◆ Given request
Collect every line that includes the string "text".
----- Task data
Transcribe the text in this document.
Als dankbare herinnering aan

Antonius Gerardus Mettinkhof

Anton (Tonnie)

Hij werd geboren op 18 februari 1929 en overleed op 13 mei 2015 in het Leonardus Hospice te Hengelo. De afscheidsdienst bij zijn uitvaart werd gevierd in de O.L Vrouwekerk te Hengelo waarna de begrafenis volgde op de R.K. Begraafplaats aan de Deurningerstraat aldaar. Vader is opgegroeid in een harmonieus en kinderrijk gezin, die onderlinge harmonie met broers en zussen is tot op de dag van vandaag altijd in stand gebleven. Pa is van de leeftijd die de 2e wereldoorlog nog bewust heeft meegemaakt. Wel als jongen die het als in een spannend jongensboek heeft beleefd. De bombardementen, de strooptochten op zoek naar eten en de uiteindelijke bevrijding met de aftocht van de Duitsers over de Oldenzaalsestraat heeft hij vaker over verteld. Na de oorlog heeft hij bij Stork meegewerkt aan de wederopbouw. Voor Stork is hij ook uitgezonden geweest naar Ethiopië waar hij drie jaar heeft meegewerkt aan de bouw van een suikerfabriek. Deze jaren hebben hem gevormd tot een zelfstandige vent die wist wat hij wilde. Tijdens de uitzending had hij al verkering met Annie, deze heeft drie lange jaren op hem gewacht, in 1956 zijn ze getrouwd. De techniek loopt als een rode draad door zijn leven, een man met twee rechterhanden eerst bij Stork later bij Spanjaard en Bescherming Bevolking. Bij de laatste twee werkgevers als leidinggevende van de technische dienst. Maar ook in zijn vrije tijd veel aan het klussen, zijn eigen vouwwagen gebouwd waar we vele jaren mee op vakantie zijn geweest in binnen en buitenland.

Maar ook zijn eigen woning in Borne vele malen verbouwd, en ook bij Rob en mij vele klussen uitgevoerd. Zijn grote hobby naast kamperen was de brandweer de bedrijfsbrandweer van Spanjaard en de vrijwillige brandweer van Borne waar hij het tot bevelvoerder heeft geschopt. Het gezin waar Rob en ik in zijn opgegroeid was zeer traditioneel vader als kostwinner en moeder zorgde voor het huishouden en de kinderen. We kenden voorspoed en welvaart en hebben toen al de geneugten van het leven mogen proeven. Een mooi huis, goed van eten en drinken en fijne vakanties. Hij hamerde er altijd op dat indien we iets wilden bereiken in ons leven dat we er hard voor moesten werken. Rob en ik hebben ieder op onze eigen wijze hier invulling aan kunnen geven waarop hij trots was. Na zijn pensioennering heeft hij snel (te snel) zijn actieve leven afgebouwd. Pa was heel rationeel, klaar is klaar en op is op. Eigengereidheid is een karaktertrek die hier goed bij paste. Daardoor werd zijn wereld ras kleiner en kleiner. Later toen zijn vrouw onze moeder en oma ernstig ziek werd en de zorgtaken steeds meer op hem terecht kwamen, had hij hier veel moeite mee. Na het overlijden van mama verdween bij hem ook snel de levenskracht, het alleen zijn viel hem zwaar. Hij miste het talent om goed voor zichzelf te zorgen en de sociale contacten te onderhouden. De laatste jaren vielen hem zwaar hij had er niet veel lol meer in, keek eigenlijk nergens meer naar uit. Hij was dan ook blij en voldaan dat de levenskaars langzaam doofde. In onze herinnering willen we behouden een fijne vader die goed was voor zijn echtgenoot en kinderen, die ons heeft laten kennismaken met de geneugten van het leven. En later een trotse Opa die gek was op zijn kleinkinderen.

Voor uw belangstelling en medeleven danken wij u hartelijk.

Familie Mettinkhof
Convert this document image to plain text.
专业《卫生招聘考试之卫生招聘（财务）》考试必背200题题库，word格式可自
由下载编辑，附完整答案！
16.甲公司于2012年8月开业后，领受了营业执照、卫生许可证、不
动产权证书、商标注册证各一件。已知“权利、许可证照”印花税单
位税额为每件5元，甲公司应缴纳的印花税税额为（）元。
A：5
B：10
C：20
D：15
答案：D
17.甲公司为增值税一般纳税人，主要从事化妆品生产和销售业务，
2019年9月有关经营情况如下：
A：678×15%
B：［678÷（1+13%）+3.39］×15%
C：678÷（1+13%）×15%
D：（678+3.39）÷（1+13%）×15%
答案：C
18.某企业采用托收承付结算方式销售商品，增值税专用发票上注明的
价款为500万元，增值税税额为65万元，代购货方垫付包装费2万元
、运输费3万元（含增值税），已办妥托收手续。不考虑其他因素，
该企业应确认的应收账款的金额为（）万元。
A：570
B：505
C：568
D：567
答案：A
----------
◆ Result below
Transcribe the text in this document.
Convert this document image to plain text.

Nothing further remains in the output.